**Data provided:**
○ ○ ○ ○
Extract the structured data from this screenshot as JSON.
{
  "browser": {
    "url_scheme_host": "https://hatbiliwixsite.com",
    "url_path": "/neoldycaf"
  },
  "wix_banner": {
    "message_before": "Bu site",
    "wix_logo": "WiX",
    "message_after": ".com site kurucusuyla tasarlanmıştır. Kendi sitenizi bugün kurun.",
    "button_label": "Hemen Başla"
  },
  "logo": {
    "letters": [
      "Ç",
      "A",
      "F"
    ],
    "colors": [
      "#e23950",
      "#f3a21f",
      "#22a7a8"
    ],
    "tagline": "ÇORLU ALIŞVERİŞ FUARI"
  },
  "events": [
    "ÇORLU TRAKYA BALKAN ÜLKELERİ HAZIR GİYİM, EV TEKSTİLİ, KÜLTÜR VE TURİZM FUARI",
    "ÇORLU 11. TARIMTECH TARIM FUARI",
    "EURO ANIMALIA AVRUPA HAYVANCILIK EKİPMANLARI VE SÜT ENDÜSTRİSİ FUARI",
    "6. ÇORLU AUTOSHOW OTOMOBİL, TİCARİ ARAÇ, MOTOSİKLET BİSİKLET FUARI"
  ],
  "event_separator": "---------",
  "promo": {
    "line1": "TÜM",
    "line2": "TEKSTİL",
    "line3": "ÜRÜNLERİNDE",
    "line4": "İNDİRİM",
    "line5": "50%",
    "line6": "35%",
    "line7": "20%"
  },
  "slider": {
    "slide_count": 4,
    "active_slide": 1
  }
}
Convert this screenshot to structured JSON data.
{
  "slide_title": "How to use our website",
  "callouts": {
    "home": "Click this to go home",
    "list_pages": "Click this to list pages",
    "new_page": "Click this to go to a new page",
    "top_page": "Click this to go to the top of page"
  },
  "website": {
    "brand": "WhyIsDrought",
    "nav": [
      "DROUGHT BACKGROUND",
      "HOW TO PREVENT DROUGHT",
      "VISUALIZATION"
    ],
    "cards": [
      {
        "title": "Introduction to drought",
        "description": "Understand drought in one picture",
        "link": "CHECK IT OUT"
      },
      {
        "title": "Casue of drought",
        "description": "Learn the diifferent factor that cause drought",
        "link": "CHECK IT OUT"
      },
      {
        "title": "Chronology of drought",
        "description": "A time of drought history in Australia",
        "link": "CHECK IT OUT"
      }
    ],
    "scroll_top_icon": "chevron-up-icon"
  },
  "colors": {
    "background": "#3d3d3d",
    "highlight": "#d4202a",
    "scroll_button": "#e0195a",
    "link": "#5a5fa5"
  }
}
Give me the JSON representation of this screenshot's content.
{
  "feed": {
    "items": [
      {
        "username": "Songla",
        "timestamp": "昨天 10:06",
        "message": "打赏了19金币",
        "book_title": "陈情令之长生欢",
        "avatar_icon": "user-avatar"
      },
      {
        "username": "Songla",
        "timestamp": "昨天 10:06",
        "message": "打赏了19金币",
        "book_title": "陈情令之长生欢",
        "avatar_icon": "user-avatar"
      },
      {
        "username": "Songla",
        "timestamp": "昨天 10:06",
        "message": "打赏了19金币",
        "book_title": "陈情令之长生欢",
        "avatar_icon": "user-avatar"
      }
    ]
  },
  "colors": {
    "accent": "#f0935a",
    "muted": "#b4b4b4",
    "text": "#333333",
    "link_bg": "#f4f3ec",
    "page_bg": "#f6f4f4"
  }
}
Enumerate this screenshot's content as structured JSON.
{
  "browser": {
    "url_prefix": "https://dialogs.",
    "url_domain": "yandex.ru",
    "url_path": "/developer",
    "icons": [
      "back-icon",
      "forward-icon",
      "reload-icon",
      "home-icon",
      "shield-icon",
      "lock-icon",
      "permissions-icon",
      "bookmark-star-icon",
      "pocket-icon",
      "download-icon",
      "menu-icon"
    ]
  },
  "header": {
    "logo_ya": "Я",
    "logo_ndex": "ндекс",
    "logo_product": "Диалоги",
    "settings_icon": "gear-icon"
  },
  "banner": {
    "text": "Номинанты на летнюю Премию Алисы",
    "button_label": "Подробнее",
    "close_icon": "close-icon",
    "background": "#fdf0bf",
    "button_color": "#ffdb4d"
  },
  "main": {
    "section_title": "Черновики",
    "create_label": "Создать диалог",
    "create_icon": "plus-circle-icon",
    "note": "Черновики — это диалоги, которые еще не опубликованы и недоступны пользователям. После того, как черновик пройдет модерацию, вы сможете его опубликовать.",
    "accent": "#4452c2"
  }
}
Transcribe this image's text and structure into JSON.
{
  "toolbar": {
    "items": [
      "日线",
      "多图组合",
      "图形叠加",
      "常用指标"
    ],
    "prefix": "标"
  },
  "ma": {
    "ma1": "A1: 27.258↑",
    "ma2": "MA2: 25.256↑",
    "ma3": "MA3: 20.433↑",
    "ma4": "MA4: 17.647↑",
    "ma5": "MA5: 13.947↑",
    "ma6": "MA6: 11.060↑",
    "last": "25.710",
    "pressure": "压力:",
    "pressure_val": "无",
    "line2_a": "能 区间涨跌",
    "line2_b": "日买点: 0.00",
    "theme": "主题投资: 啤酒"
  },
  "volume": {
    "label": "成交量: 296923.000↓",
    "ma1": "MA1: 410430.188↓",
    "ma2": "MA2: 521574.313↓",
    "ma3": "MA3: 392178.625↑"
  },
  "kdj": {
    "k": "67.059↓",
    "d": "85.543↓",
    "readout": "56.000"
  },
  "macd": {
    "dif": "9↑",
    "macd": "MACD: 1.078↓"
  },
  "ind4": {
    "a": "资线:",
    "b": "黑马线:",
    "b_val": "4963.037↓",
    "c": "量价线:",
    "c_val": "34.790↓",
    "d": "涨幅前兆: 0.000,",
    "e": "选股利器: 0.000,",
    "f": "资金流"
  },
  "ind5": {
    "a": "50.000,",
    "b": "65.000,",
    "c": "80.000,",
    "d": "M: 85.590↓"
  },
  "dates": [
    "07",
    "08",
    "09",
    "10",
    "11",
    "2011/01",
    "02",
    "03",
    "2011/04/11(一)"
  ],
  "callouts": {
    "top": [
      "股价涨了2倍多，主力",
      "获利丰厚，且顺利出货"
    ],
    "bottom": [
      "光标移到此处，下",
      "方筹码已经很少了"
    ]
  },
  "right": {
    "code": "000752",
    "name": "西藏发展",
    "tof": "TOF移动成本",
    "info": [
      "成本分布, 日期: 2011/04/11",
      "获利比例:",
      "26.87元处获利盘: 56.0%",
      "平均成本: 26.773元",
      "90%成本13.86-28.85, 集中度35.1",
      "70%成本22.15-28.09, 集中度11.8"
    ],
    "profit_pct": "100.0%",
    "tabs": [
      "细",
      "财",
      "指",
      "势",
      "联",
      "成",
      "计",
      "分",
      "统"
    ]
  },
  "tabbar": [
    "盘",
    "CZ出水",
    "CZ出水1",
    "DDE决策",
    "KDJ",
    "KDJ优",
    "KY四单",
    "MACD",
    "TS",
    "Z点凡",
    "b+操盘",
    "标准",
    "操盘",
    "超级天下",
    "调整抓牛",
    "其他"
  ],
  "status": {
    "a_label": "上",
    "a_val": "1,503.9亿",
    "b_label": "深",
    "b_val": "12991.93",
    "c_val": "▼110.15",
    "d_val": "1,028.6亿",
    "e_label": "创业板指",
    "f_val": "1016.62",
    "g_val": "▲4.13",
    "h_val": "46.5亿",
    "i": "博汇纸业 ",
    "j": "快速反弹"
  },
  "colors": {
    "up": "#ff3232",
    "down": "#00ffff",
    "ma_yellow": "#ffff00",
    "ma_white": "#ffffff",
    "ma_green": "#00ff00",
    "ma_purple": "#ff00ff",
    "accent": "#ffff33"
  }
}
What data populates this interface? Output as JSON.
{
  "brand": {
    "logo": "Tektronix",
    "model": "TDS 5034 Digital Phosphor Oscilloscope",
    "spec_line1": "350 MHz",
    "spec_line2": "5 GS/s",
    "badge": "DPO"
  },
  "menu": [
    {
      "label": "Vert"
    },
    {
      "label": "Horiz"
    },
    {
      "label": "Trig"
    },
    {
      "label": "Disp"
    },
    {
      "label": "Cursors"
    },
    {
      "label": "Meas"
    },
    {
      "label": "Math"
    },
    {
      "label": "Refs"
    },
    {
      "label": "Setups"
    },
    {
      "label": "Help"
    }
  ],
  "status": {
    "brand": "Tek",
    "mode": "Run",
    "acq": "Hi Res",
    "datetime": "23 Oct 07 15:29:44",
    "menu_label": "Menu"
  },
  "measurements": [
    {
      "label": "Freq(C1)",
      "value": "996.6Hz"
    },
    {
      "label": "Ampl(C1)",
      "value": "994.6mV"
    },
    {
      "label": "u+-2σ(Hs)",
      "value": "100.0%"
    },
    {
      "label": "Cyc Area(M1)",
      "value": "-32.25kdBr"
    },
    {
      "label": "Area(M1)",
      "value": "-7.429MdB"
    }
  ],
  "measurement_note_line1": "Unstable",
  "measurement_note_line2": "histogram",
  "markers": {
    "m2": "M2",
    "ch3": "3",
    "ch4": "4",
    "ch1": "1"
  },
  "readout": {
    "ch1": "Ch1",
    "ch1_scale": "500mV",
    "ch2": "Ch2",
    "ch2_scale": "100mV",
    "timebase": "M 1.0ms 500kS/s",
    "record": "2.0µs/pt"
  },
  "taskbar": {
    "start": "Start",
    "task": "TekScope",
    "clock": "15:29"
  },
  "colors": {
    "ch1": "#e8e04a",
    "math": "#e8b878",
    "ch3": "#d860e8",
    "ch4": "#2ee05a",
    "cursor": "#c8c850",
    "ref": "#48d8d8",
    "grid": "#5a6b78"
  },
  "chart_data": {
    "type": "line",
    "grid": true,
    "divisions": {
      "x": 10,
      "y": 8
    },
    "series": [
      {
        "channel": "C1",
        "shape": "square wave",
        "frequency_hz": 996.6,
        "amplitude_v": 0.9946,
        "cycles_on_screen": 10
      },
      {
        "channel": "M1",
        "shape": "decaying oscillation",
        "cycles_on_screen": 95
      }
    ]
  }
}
○ ○ ○ ○
**Short exercise:**
In the listing, find every line containing the word "shape" and list it.

**Reply to the exercise:**
        "shape": "square wave",
        "shape": "decaying oscillation",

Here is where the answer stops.